====== TASK DATA

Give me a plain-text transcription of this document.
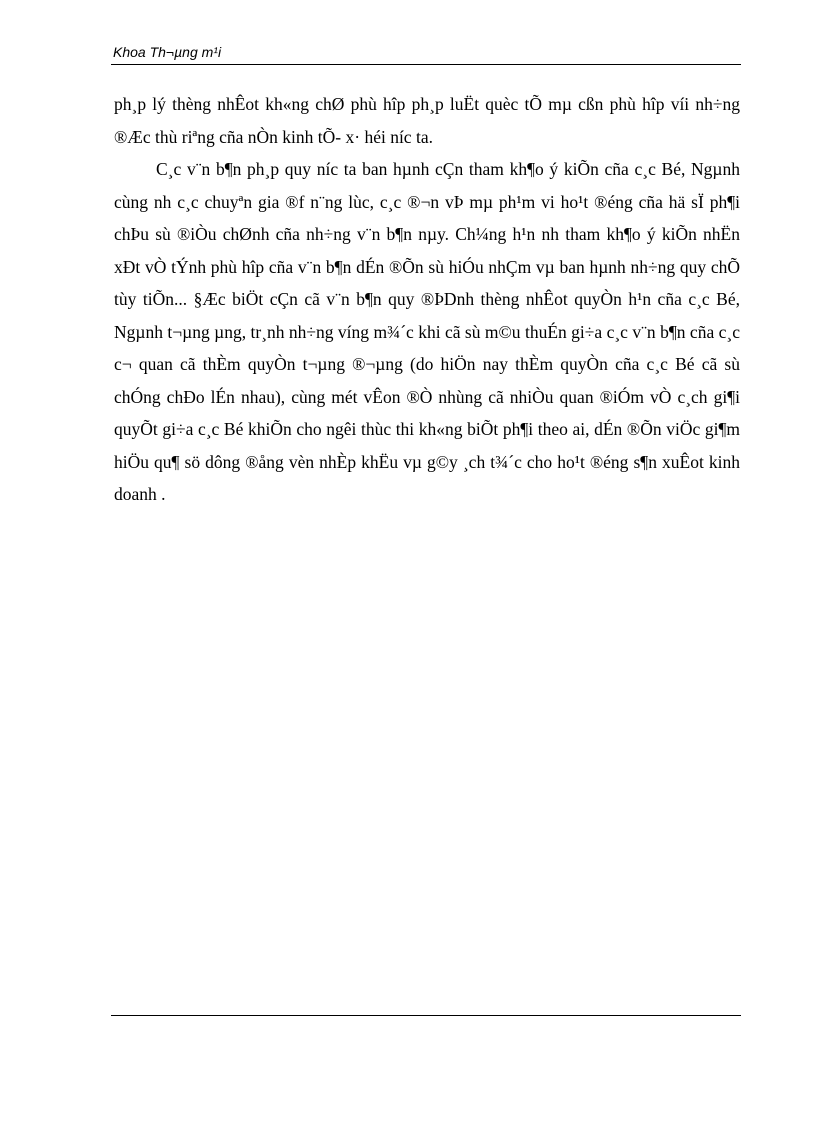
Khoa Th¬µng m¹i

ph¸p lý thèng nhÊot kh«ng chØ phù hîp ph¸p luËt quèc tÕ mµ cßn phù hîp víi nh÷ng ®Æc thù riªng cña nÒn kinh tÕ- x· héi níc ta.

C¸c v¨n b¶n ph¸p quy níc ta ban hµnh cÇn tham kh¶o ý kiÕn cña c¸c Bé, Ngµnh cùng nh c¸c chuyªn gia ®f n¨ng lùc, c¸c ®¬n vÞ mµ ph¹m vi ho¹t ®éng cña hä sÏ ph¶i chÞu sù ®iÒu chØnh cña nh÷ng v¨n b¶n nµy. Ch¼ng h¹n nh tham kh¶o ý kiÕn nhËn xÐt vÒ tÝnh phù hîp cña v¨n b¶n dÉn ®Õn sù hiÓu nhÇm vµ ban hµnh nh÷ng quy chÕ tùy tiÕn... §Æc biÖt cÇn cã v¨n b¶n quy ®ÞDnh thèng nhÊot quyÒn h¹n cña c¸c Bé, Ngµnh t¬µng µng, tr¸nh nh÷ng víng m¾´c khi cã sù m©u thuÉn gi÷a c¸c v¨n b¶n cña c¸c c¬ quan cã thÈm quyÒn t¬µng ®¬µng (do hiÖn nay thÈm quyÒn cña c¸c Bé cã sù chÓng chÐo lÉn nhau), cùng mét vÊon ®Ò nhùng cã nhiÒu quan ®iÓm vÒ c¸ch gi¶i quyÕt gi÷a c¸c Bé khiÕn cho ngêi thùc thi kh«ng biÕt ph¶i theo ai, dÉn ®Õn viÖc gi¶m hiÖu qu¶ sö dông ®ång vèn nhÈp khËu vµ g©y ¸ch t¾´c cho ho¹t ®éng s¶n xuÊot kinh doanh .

============
====== TASK DATA

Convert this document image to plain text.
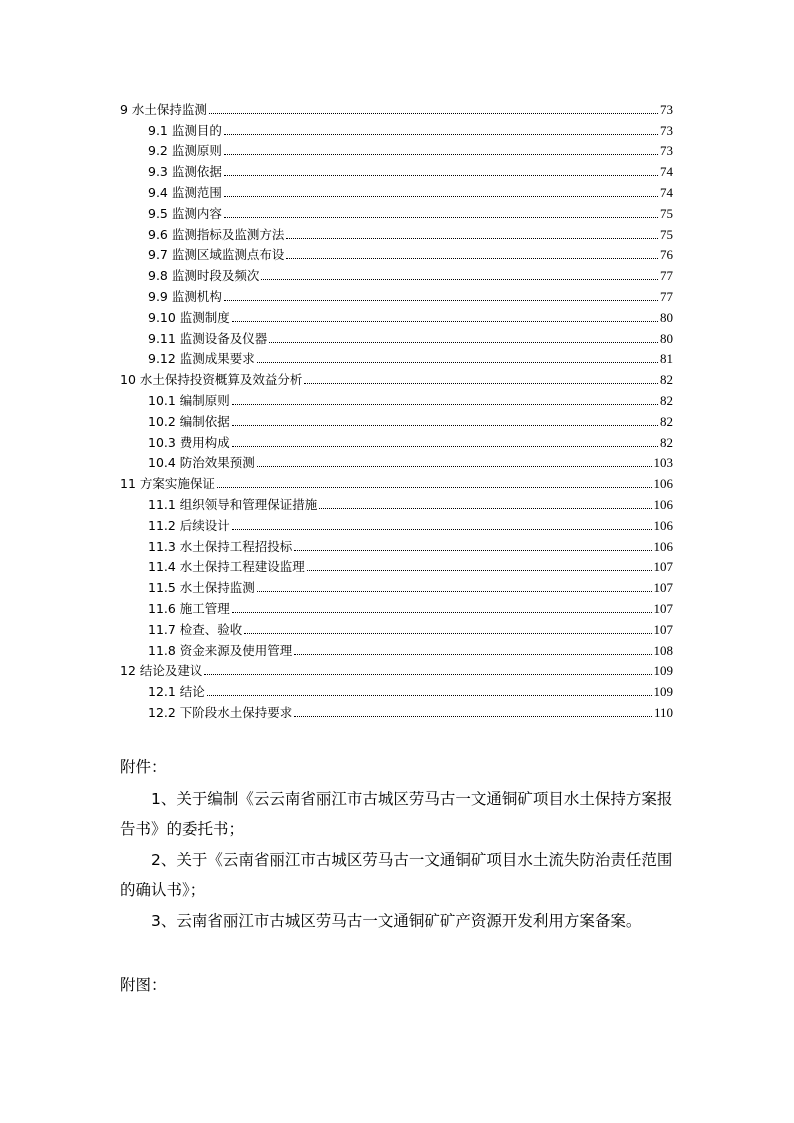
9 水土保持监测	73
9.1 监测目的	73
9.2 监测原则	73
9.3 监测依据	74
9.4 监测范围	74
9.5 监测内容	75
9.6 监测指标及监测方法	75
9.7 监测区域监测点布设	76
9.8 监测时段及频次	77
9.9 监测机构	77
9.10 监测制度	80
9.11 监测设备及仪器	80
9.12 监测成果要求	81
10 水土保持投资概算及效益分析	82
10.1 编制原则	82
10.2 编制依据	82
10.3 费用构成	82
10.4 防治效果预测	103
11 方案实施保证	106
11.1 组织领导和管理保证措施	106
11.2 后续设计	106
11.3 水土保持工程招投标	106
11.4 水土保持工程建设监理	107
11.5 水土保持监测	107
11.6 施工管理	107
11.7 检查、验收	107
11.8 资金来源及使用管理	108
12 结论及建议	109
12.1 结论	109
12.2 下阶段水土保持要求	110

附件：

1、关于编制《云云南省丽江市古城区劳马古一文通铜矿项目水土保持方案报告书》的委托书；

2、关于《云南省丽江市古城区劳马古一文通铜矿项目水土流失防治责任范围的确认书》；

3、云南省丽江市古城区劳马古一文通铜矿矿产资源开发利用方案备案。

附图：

============

**REQUEST:**
Count the lines above that contain the word "document", and reply with only that number.

**THE REPLY:**
2